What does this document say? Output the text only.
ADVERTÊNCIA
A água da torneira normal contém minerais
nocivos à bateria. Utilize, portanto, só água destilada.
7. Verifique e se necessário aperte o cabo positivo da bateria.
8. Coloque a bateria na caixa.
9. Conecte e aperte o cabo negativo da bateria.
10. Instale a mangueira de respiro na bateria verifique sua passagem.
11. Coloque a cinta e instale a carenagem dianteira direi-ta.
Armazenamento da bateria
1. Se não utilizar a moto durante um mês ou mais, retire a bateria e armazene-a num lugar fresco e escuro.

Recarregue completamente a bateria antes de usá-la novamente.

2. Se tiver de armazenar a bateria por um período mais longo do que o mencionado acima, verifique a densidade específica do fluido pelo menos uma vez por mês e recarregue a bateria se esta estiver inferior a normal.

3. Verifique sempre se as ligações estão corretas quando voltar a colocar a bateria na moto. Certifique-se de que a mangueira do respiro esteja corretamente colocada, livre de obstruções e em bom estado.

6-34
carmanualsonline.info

# WRITTEN TASK
Please output the complete data exactly.

# EXERCISE RESULT
What does this document say? Output the text only.
ADVERTÊNCIA
A água da torneira normal contém minerais
nocivos à bateria. Utilize, portanto, só água destilada.
7. Verifique e se necessário aperte o cabo positivo da bateria.
8. Coloque a bateria na caixa.
9. Conecte e aperte o cabo negativo da bateria.
10. Instale a mangueira de respiro na bateria verifique sua passagem.
11. Coloque a cinta e instale a carenagem dianteira direi-ta.
Armazenamento da bateria
1. Se não utilizar a moto durante um mês ou mais, retire a bateria e armazene-a num lugar fresco e escuro.

Recarregue completamente a bateria antes de usá-la novamente.

2. Se tiver de armazenar a bateria por um período mais longo do que o mencionado acima, verifique a densidade específica do fluido pelo menos uma vez por mês e recarregue a bateria se esta estiver inferior a normal.

3. Verifique sempre se as ligações estão corretas quando voltar a colocar a bateria na moto. Certifique-se de que a mangueira do respiro esteja corretamente colocada, livre de obstruções e em bom estado.

6-34
carmanualsonline.info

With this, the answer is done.